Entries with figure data
## begin

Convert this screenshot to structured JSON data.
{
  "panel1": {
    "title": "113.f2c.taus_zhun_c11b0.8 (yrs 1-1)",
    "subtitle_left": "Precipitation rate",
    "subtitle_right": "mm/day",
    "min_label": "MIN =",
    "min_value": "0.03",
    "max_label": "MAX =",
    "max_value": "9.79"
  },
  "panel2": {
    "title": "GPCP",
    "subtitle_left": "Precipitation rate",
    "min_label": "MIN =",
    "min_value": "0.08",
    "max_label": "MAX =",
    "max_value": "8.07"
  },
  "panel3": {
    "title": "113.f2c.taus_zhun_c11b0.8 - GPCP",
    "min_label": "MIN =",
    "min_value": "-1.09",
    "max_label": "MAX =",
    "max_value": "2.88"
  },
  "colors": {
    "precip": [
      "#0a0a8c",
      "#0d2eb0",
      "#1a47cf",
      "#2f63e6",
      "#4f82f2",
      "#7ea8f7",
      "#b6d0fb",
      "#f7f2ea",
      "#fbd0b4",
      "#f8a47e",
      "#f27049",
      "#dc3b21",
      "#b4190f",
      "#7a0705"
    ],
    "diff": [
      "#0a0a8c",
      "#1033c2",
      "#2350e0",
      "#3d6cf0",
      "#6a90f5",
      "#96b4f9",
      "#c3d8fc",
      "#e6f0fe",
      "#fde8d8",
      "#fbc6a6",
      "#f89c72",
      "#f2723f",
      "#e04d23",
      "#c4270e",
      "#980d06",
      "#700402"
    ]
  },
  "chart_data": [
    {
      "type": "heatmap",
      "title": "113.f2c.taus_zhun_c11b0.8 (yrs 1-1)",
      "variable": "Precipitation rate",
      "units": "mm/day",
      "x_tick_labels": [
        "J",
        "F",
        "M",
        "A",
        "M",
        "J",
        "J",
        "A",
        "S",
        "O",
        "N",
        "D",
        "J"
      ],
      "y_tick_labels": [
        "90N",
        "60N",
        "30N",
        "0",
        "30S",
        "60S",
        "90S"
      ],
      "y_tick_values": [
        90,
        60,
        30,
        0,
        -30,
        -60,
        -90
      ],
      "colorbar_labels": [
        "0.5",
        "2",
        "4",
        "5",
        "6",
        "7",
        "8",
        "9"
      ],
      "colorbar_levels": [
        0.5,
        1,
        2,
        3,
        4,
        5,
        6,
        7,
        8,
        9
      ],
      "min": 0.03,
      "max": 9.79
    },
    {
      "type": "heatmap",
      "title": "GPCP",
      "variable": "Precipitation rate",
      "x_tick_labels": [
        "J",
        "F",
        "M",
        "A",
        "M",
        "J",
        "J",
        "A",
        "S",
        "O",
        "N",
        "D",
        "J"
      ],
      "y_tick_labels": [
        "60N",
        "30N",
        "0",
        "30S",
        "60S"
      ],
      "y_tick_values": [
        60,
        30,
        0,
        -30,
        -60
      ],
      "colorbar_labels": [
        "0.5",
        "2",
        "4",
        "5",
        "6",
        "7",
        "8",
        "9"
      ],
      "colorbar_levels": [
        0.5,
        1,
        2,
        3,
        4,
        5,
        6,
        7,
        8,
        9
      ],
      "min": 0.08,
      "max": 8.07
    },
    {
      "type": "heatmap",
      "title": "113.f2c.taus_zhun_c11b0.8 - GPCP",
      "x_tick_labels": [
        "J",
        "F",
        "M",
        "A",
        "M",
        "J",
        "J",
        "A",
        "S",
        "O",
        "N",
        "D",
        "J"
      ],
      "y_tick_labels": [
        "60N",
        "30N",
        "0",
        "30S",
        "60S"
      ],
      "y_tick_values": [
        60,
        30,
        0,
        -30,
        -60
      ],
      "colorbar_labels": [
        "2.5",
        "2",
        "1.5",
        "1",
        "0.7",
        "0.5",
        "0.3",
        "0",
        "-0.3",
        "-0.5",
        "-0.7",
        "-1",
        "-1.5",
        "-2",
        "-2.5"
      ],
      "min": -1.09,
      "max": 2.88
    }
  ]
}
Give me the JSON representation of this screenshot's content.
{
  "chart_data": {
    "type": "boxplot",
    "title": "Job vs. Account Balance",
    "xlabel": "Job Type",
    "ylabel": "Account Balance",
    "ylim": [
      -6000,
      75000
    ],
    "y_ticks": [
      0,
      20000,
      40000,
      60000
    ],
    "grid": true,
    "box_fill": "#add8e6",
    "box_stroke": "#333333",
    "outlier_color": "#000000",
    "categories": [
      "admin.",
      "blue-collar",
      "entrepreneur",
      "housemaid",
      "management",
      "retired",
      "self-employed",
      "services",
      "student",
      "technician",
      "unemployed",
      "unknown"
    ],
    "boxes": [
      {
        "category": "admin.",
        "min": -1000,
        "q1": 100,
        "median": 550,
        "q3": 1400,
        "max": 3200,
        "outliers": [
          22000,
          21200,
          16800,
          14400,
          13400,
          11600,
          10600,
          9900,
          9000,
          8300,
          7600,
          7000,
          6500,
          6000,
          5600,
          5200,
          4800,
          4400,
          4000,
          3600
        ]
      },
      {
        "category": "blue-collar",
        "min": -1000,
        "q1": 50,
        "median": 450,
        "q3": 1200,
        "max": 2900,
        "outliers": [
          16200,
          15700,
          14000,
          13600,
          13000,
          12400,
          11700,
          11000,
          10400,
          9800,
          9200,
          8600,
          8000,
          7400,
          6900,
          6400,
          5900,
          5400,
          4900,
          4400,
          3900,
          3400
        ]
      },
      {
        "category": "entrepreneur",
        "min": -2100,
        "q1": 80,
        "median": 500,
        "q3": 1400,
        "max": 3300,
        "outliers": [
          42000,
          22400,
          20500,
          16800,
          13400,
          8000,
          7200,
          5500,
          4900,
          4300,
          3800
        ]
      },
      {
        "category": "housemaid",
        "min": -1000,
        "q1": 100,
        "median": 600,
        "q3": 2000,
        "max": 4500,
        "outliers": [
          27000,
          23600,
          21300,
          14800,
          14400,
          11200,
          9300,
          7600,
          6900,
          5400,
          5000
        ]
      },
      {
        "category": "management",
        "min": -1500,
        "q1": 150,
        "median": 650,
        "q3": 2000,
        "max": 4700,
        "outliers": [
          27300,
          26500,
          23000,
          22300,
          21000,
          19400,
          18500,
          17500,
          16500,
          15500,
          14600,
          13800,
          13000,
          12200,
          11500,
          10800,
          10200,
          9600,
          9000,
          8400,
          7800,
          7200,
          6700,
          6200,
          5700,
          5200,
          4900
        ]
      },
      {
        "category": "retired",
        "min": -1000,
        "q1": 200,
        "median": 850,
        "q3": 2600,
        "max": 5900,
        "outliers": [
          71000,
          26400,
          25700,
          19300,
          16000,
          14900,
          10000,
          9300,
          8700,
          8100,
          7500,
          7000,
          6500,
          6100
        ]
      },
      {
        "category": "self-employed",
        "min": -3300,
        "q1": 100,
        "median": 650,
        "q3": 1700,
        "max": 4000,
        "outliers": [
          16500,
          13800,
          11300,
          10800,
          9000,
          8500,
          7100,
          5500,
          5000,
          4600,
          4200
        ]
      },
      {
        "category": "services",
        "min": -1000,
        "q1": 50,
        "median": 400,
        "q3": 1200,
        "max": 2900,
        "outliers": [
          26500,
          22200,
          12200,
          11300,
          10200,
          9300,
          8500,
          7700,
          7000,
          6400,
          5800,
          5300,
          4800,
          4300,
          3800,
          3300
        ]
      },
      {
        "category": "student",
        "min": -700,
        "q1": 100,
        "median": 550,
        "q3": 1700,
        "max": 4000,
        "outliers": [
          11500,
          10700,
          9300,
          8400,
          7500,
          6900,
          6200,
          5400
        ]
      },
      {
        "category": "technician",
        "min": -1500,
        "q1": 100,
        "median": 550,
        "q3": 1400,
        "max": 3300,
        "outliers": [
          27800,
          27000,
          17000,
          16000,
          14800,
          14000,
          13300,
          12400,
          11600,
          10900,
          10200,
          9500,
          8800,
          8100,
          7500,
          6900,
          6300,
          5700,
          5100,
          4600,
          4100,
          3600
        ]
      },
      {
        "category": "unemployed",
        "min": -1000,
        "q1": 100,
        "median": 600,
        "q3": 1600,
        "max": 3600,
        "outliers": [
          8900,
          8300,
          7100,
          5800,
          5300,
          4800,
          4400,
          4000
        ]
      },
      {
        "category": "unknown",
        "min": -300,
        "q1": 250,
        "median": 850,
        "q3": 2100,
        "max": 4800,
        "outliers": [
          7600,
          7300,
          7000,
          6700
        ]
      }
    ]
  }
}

## end

• [What to produce]:
Of the lines in this listing, report how many contain the string "entrepreneur", and give the number only.

• [Response to this task]:
2